## Excerpted data
—————
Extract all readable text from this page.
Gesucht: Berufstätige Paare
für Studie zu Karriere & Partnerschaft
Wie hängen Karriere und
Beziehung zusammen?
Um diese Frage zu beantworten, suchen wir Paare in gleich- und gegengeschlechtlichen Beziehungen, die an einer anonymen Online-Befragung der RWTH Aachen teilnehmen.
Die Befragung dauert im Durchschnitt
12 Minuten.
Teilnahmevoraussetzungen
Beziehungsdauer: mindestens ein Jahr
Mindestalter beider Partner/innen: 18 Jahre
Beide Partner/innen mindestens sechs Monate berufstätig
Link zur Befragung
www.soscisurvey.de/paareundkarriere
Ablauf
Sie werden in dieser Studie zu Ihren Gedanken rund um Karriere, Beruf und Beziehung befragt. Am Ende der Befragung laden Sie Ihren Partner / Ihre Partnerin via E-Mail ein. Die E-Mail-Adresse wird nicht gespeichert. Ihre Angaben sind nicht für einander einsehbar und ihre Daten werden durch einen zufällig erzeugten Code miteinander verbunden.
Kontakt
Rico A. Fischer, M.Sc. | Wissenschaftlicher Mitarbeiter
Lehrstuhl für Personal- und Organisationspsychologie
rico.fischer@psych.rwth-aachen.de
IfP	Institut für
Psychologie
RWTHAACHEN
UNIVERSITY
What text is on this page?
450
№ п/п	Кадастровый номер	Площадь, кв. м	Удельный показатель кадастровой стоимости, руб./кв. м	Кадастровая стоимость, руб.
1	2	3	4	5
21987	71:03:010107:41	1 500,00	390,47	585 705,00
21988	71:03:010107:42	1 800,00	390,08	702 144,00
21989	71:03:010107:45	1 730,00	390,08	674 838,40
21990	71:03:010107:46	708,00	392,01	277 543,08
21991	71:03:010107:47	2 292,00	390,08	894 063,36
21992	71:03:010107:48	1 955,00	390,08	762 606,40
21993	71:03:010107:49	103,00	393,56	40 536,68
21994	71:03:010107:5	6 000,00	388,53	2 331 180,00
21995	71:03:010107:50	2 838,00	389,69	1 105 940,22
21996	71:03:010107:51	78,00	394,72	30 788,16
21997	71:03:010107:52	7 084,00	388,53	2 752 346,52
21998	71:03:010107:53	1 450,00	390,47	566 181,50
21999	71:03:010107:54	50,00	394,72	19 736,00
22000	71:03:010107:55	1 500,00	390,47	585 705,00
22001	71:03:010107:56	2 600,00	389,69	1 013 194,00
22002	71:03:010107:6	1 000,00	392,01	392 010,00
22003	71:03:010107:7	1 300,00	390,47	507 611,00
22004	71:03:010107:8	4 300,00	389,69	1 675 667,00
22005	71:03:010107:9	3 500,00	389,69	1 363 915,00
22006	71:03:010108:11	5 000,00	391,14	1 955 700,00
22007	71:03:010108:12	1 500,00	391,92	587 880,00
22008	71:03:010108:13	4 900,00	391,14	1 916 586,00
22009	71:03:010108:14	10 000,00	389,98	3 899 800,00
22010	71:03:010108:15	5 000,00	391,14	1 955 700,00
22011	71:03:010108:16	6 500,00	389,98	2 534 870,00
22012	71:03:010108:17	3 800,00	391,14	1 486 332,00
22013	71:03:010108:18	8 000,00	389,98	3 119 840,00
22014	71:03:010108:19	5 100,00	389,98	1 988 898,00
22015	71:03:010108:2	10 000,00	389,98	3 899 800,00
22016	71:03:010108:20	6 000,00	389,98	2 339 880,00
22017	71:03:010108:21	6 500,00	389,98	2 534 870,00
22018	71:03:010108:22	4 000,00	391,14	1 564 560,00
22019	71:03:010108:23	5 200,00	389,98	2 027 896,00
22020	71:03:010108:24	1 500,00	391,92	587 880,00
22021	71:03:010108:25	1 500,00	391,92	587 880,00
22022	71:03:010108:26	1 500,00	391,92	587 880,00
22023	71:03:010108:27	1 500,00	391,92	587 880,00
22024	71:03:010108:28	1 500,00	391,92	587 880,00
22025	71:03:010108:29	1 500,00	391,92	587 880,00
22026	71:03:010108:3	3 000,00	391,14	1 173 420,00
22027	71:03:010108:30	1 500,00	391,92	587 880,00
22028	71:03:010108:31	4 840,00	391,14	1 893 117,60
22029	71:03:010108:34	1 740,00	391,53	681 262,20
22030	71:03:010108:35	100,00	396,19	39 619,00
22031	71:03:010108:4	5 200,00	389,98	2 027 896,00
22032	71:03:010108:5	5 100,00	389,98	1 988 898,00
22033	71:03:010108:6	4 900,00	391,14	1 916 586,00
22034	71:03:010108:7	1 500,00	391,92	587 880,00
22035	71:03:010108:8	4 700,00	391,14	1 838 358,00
—————
## Problem requirements
Emit the records above again, exactly, with no line skipped.

## Reply
Extract all readable text from this page.
Gesucht: Berufstätige Paare
für Studie zu Karriere & Partnerschaft
Wie hängen Karriere und
Beziehung zusammen?
Um diese Frage zu beantworten, suchen wir Paare in gleich- und gegengeschlechtlichen Beziehungen, die an einer anonymen Online-Befragung der RWTH Aachen teilnehmen.
Die Befragung dauert im Durchschnitt
12 Minuten.
Teilnahmevoraussetzungen
Beziehungsdauer: mindestens ein Jahr
Mindestalter beider Partner/innen: 18 Jahre
Beide Partner/innen mindestens sechs Monate berufstätig
Link zur Befragung
www.soscisurvey.de/paareundkarriere
Ablauf
Sie werden in dieser Studie zu Ihren Gedanken rund um Karriere, Beruf und Beziehung befragt. Am Ende der Befragung laden Sie Ihren Partner / Ihre Partnerin via E-Mail ein. Die E-Mail-Adresse wird nicht gespeichert. Ihre Angaben sind nicht für einander einsehbar und ihre Daten werden durch einen zufällig erzeugten Code miteinander verbunden.
Kontakt
Rico A. Fischer, M.Sc. | Wissenschaftlicher Mitarbeiter
Lehrstuhl für Personal- und Organisationspsychologie
rico.fischer@psych.rwth-aachen.de
IfP	Institut für
Psychologie
RWTHAACHEN
UNIVERSITY
What text is on this page?
450
№ п/п	Кадастровый номер	Площадь, кв. м	Удельный показатель кадастровой стоимости, руб./кв. м	Кадастровая стоимость, руб.
1	2	3	4	5
21987	71:03:010107:41	1 500,00	390,47	585 705,00
21988	71:03:010107:42	1 800,00	390,08	702 144,00
21989	71:03:010107:45	1 730,00	390,08	674 838,40
21990	71:03:010107:46	708,00	392,01	277 543,08
21991	71:03:010107:47	2 292,00	390,08	894 063,36
21992	71:03:010107:48	1 955,00	390,08	762 606,40
21993	71:03:010107:49	103,00	393,56	40 536,68
21994	71:03:010107:5	6 000,00	388,53	2 331 180,00
21995	71:03:010107:50	2 838,00	389,69	1 105 940,22
21996	71:03:010107:51	78,00	394,72	30 788,16
21997	71:03:010107:52	7 084,00	388,53	2 752 346,52
21998	71:03:010107:53	1 450,00	390,47	566 181,50
21999	71:03:010107:54	50,00	394,72	19 736,00
22000	71:03:010107:55	1 500,00	390,47	585 705,00
22001	71:03:010107:56	2 600,00	389,69	1 013 194,00
22002	71:03:010107:6	1 000,00	392,01	392 010,00
22003	71:03:010107:7	1 300,00	390,47	507 611,00
22004	71:03:010107:8	4 300,00	389,69	1 675 667,00
22005	71:03:010107:9	3 500,00	389,69	1 363 915,00
22006	71:03:010108:11	5 000,00	391,14	1 955 700,00
22007	71:03:010108:12	1 500,00	391,92	587 880,00
22008	71:03:010108:13	4 900,00	391,14	1 916 586,00
22009	71:03:010108:14	10 000,00	389,98	3 899 800,00
22010	71:03:010108:15	5 000,00	391,14	1 955 700,00
22011	71:03:010108:16	6 500,00	389,98	2 534 870,00
22012	71:03:010108:17	3 800,00	391,14	1 486 332,00
22013	71:03:010108:18	8 000,00	389,98	3 119 840,00
22014	71:03:010108:19	5 100,00	389,98	1 988 898,00
22015	71:03:010108:2	10 000,00	389,98	3 899 800,00
22016	71:03:010108:20	6 000,00	389,98	2 339 880,00
22017	71:03:010108:21	6 500,00	389,98	2 534 870,00
22018	71:03:010108:22	4 000,00	391,14	1 564 560,00
22019	71:03:010108:23	5 200,00	389,98	2 027 896,00
22020	71:03:010108:24	1 500,00	391,92	587 880,00
22021	71:03:010108:25	1 500,00	391,92	587 880,00
22022	71:03:010108:26	1 500,00	391,92	587 880,00
22023	71:03:010108:27	1 500,00	391,92	587 880,00
22024	71:03:010108:28	1 500,00	391,92	587 880,00
22025	71:03:010108:29	1 500,00	391,92	587 880,00
22026	71:03:010108:3	3 000,00	391,14	1 173 420,00
22027	71:03:010108:30	1 500,00	391,92	587 880,00
22028	71:03:010108:31	4 840,00	391,14	1 893 117,60
22029	71:03:010108:34	1 740,00	391,53	681 262,20
22030	71:03:010108:35	100,00	396,19	39 619,00
22031	71:03:010108:4	5 200,00	389,98	2 027 896,00
22032	71:03:010108:5	5 100,00	389,98	1 988 898,00
22033	71:03:010108:6	4 900,00	391,14	1 916 586,00
22034	71:03:010108:7	1 500,00	391,92	587 880,00
22035	71:03:010108:8	4 700,00	391,14	1 838 358,00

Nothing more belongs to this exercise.